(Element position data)
══════════════════════════════

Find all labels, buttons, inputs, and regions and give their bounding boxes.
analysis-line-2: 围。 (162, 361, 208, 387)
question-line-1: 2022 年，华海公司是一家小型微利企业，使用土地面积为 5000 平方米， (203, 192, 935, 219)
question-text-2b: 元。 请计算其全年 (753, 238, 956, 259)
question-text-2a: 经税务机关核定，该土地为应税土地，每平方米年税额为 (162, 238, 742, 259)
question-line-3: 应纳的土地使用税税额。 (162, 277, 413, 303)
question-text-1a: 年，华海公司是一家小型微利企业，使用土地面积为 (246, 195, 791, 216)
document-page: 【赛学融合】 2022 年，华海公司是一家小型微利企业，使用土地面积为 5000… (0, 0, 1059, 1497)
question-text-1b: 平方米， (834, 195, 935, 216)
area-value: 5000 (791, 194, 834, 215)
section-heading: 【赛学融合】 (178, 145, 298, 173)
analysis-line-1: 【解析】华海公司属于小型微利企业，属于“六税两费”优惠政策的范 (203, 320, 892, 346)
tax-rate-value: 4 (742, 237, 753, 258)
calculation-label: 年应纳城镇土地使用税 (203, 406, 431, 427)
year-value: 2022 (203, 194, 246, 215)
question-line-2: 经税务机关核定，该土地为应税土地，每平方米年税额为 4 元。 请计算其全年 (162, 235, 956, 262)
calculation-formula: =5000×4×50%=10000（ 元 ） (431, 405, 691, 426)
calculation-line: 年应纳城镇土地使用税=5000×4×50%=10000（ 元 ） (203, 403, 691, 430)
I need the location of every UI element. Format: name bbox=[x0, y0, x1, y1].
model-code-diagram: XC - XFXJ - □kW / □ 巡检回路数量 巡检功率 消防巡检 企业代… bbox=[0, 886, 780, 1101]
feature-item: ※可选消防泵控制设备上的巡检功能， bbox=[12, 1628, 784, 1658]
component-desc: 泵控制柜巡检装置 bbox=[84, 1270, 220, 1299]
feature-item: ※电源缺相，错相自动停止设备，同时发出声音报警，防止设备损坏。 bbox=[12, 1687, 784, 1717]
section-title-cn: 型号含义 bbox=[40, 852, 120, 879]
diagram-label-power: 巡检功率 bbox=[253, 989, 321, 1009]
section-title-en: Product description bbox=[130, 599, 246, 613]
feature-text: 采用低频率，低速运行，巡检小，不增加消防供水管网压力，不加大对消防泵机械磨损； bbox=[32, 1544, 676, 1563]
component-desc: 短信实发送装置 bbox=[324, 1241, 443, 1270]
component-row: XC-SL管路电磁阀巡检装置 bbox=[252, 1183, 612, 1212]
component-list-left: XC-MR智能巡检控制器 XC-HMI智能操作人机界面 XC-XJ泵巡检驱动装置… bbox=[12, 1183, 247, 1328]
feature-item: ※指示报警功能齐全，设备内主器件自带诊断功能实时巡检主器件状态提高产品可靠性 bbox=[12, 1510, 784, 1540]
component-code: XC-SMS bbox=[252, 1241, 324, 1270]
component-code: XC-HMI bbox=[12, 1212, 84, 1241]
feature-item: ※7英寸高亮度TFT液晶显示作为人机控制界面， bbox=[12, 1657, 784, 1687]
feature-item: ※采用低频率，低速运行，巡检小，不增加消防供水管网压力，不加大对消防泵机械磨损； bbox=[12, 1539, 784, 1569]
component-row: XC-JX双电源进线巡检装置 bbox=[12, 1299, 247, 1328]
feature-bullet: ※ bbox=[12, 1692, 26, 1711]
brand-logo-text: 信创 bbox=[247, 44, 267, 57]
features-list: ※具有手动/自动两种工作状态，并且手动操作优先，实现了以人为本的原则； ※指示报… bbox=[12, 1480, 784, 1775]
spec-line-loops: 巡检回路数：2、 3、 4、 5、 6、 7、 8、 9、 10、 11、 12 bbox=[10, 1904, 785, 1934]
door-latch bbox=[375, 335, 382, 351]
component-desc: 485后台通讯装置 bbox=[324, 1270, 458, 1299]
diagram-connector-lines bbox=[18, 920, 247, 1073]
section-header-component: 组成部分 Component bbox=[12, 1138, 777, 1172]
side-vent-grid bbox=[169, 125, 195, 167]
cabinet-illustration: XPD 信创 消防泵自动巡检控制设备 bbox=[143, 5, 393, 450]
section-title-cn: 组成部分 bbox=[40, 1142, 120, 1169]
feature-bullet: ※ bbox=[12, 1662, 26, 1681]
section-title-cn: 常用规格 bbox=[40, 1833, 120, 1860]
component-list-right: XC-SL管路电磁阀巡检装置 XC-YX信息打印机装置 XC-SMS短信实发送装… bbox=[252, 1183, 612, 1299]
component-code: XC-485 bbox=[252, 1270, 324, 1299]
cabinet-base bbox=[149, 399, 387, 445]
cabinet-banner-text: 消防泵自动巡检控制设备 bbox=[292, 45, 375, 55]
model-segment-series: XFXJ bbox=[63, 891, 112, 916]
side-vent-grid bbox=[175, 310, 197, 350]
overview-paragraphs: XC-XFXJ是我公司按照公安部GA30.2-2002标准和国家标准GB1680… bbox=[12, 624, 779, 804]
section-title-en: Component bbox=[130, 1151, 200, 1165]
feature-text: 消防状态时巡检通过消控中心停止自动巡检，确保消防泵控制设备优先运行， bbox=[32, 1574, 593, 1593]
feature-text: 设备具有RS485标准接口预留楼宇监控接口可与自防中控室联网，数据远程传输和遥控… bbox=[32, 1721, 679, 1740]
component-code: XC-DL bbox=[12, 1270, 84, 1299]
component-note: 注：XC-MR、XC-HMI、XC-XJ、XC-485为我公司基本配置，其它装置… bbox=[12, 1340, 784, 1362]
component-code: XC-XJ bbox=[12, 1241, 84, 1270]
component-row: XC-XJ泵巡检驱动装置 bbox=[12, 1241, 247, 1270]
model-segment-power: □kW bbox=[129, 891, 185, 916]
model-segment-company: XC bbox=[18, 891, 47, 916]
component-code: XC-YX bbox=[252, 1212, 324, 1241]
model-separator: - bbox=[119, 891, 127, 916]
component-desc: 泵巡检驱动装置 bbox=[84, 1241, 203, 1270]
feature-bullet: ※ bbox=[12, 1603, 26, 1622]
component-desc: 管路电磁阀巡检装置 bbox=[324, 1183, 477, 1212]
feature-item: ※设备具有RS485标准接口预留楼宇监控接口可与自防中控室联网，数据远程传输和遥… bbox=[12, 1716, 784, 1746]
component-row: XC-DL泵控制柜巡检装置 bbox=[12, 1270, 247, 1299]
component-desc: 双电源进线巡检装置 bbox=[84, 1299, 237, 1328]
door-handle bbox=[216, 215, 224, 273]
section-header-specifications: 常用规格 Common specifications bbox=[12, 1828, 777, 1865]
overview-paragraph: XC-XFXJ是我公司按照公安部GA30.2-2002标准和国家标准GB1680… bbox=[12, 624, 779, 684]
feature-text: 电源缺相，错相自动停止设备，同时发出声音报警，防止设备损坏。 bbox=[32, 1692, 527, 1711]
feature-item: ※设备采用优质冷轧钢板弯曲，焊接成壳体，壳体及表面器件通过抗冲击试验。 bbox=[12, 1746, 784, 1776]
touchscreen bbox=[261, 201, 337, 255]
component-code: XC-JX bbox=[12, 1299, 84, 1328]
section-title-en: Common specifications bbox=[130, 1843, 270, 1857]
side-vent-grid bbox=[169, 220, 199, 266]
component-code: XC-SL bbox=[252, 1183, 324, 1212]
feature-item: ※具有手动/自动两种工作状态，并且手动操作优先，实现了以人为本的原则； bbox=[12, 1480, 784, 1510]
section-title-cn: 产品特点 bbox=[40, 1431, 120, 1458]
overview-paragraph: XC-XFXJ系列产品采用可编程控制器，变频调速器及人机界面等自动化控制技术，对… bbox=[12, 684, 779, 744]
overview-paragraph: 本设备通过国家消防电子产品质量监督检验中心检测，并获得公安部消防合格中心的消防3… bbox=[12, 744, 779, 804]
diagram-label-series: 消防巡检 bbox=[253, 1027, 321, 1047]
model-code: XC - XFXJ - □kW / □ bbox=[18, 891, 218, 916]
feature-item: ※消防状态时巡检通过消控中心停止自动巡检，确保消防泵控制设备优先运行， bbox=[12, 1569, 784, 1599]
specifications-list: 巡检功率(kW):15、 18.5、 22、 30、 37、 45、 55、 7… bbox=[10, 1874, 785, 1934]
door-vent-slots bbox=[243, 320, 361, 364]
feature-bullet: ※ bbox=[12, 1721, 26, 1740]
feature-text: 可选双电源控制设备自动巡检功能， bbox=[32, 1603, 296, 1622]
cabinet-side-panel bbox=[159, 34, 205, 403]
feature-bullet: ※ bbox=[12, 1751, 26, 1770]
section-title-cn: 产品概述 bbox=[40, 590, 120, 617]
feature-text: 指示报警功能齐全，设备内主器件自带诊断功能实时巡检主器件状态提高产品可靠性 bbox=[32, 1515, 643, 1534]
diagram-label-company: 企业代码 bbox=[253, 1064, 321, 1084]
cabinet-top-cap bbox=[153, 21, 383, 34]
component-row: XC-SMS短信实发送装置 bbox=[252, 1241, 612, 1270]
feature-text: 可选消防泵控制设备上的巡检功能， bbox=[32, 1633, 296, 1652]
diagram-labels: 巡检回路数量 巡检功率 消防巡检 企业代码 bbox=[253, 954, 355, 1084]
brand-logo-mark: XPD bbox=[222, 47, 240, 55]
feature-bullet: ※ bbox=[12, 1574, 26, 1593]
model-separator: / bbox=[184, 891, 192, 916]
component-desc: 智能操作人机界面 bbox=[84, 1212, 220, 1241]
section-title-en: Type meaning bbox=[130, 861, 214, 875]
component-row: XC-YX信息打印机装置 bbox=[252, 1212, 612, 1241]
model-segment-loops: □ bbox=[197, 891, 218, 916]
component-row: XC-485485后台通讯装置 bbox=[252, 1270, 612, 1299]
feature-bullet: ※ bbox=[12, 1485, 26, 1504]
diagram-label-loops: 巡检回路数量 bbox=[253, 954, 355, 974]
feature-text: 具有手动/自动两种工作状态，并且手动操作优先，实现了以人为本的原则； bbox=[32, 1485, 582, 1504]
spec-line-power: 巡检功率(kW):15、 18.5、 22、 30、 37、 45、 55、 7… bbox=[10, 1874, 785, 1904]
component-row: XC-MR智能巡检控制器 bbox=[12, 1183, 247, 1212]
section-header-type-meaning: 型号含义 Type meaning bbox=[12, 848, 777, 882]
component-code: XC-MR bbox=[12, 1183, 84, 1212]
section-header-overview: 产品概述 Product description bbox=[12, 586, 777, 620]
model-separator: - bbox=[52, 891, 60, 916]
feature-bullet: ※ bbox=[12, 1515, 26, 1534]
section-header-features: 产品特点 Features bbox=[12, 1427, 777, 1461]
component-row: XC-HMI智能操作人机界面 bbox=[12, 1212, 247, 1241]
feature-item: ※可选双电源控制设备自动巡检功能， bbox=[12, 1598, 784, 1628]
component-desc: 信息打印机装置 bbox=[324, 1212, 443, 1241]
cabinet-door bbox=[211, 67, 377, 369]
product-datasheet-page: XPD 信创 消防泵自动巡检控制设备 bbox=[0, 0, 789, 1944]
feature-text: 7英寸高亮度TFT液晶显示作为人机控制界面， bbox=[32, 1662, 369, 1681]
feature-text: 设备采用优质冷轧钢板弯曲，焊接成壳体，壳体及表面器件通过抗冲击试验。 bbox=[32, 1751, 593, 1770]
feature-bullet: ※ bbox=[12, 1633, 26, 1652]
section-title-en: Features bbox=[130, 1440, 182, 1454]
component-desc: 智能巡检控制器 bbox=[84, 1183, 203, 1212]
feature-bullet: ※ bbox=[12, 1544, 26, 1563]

══════════════════════════════

**Prompt**
Copy out, unchanged, the lines of the listing from its very first line through the line that contains "brand-logo-text: 信创 bbox=[247, 44, 267, 57]", including both of those lines.

**Solution for this exercise**
Find all labels, buttons, inputs, and regions and give their bounding boxes.
analysis-line-2: 围。 (162, 361, 208, 387)
question-line-1: 2022 年，华海公司是一家小型微利企业，使用土地面积为 5000 平方米， (203, 192, 935, 219)
question-text-2b: 元。 请计算其全年 (753, 238, 956, 259)
question-text-2a: 经税务机关核定，该土地为应税土地，每平方米年税额为 (162, 238, 742, 259)
question-line-3: 应纳的土地使用税税额。 (162, 277, 413, 303)
question-text-1a: 年，华海公司是一家小型微利企业，使用土地面积为 (246, 195, 791, 216)
document-page: 【赛学融合】 2022 年，华海公司是一家小型微利企业，使用土地面积为 5000… (0, 0, 1059, 1497)
question-text-1b: 平方米， (834, 195, 935, 216)
area-value: 5000 (791, 194, 834, 215)
section-heading: 【赛学融合】 (178, 145, 298, 173)
analysis-line-1: 【解析】华海公司属于小型微利企业，属于“六税两费”优惠政策的范 (203, 320, 892, 346)
tax-rate-value: 4 (742, 237, 753, 258)
calculation-label: 年应纳城镇土地使用税 (203, 406, 431, 427)
year-value: 2022 (203, 194, 246, 215)
question-line-2: 经税务机关核定，该土地为应税土地，每平方米年税额为 4 元。 请计算其全年 (162, 235, 956, 262)
calculation-formula: =5000×4×50%=10000（ 元 ） (431, 405, 691, 426)
calculation-line: 年应纳城镇土地使用税=5000×4×50%=10000（ 元 ） (203, 403, 691, 430)
I need the location of every UI element. Format: name bbox=[x0, y0, x1, y1].
model-code-diagram: XC - XFXJ - □kW / □ 巡检回路数量 巡检功率 消防巡检 企业代… bbox=[0, 886, 780, 1101]
feature-item: ※可选消防泵控制设备上的巡检功能， bbox=[12, 1628, 784, 1658]
component-desc: 泵控制柜巡检装置 bbox=[84, 1270, 220, 1299]
feature-item: ※电源缺相，错相自动停止设备，同时发出声音报警，防止设备损坏。 bbox=[12, 1687, 784, 1717]
section-title-cn: 型号含义 bbox=[40, 852, 120, 879]
diagram-label-power: 巡检功率 bbox=[253, 989, 321, 1009]
section-title-en: Product description bbox=[130, 599, 246, 613]
feature-text: 采用低频率，低速运行，巡检小，不增加消防供水管网压力，不加大对消防泵机械磨损； bbox=[32, 1544, 676, 1563]
component-desc: 短信实发送装置 bbox=[324, 1241, 443, 1270]
component-row: XC-SL管路电磁阀巡检装置 bbox=[252, 1183, 612, 1212]
component-list-left: XC-MR智能巡检控制器 XC-HMI智能操作人机界面 XC-XJ泵巡检驱动装置… bbox=[12, 1183, 247, 1328]
feature-item: ※指示报警功能齐全，设备内主器件自带诊断功能实时巡检主器件状态提高产品可靠性 bbox=[12, 1510, 784, 1540]
component-code: XC-SMS bbox=[252, 1241, 324, 1270]
component-code: XC-HMI bbox=[12, 1212, 84, 1241]
feature-item: ※7英寸高亮度TFT液晶显示作为人机控制界面， bbox=[12, 1657, 784, 1687]
feature-item: ※采用低频率，低速运行，巡检小，不增加消防供水管网压力，不加大对消防泵机械磨损； bbox=[12, 1539, 784, 1569]
component-row: XC-JX双电源进线巡检装置 bbox=[12, 1299, 247, 1328]
feature-bullet: ※ bbox=[12, 1692, 26, 1711]
brand-logo-text: 信创 bbox=[247, 44, 267, 57]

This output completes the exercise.